--- START MATERIAL ---

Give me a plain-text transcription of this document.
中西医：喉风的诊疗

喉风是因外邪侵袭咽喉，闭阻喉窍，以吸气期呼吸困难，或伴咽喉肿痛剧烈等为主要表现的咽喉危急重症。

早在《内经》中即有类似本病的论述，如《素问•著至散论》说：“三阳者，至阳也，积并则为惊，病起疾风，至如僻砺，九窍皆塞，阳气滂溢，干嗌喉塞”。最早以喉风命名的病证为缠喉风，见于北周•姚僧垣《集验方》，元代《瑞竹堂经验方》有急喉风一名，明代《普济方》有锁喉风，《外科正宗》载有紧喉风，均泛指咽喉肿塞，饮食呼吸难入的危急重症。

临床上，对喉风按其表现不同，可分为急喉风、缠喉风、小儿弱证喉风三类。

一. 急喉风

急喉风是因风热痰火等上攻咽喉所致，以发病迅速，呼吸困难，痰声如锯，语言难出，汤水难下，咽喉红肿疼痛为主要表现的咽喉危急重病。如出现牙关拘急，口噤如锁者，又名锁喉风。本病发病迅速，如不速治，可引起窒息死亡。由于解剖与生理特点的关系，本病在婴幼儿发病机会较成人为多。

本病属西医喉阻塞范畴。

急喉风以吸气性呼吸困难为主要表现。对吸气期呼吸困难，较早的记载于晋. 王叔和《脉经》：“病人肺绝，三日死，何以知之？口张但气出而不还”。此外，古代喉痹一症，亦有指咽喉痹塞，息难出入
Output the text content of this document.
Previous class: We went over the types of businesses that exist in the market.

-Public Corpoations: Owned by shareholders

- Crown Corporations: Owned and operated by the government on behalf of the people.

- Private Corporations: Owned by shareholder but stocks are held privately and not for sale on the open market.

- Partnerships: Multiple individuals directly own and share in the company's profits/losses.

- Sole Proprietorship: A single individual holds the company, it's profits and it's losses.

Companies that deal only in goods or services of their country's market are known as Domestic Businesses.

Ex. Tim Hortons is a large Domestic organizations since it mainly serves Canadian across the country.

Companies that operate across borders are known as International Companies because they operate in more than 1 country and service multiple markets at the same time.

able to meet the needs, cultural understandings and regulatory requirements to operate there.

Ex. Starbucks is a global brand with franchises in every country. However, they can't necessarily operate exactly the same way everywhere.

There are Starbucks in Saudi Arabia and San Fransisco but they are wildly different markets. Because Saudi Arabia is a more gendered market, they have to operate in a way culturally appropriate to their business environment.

--- END MATERIAL ---

* PROMPT
List all lines where "Companies" occurs.

* TASK RESULT
Companies that deal only in goods or services of their country's market are known as Domestic Businesses.
Companies that operate across borders are known as International Companies because they operate in more than 1 country and service multiple markets at the same time.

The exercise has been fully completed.